- Data:
........

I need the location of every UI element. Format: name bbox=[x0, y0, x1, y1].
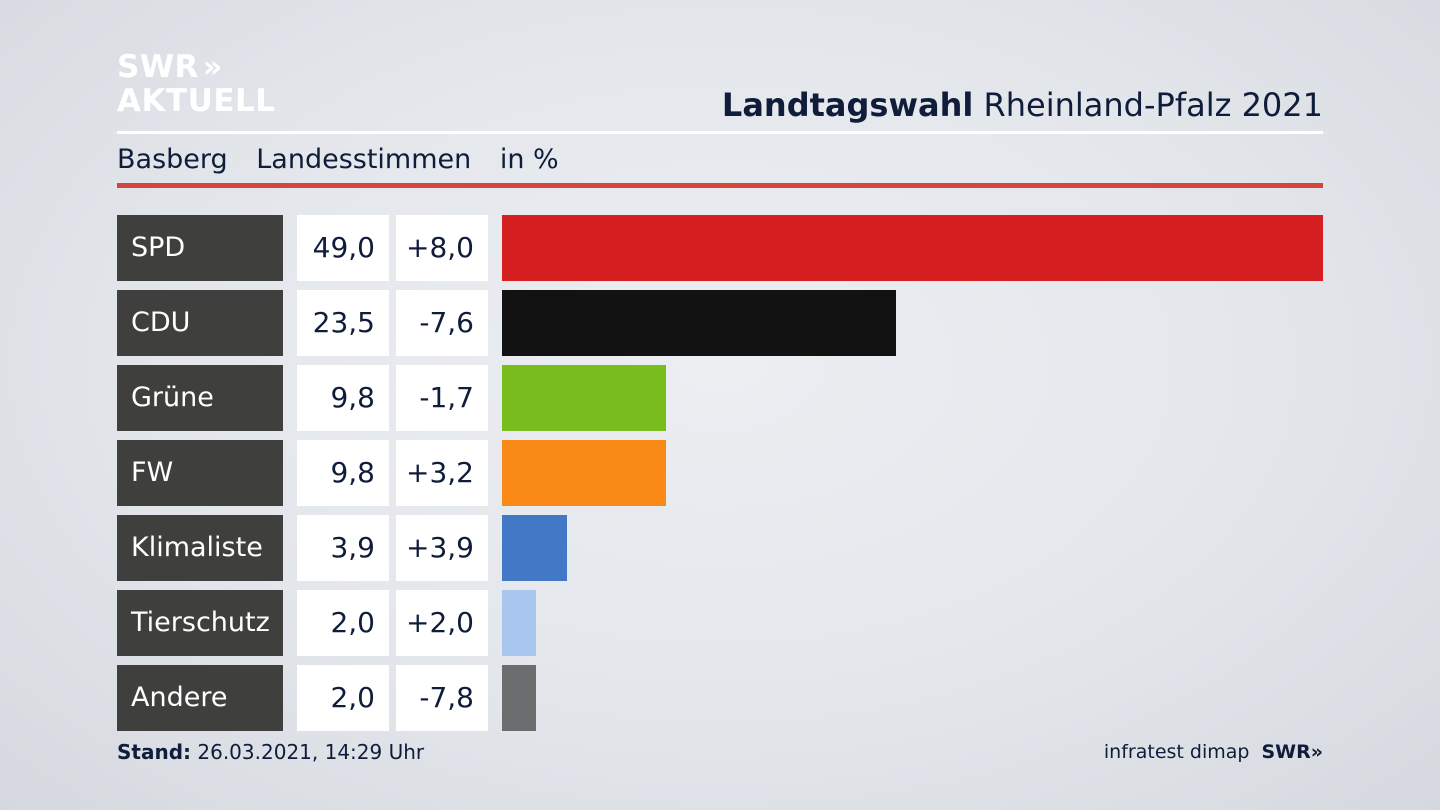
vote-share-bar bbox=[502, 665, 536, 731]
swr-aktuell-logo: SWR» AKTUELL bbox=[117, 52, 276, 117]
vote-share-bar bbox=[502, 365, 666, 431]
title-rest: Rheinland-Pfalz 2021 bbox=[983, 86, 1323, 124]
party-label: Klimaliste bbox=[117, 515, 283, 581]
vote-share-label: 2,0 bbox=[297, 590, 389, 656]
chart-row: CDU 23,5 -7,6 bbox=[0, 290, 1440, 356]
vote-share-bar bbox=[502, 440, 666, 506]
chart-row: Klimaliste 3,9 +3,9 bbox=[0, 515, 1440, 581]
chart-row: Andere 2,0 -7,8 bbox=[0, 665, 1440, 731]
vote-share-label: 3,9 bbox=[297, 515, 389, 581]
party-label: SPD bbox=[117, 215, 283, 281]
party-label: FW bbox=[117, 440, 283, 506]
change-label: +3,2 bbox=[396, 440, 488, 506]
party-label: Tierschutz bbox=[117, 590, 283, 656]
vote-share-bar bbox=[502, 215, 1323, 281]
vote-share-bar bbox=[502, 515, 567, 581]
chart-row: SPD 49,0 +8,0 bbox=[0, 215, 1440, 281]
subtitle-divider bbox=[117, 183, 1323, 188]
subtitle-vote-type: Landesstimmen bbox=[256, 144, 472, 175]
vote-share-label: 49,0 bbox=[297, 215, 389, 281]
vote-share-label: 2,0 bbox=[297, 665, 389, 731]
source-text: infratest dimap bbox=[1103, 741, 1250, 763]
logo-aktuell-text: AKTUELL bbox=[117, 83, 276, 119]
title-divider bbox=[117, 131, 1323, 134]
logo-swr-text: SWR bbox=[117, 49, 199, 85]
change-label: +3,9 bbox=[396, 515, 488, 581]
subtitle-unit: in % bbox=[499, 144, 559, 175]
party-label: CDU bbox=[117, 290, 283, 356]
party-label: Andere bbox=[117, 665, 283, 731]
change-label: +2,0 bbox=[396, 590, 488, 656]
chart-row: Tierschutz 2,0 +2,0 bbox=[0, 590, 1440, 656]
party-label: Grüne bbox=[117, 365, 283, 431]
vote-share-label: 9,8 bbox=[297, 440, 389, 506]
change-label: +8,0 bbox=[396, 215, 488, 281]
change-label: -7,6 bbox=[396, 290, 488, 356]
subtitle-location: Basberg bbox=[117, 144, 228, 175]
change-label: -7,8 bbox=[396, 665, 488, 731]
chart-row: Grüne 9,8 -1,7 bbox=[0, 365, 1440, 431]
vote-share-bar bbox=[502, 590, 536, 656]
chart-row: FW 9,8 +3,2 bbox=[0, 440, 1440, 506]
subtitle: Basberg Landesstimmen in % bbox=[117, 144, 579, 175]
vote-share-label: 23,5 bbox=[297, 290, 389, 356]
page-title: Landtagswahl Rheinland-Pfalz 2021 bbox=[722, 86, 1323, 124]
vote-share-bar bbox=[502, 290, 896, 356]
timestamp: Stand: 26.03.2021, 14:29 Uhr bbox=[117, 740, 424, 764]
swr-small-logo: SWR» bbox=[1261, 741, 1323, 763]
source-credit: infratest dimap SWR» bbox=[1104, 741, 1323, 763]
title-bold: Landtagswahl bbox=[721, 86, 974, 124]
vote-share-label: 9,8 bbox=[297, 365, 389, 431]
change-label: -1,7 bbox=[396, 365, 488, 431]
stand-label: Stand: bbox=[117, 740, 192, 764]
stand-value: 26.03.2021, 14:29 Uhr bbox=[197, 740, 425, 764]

........

- Aim of the exercise:
Return the lines of the items verbatim, from the line containing "vote-share-bar bbox=[502, 665, 536, 731]" through the line containing "party-label: Klimaliste bbox=[117, 515, 283, 581]", including both.

- Task result:
vote-share-bar bbox=[502, 665, 536, 731]
swr-aktuell-logo: SWR» AKTUELL bbox=[117, 52, 276, 117]
vote-share-bar bbox=[502, 365, 666, 431]
title-rest: Rheinland-Pfalz 2021 bbox=[983, 86, 1323, 124]
party-label: Klimaliste bbox=[117, 515, 283, 581]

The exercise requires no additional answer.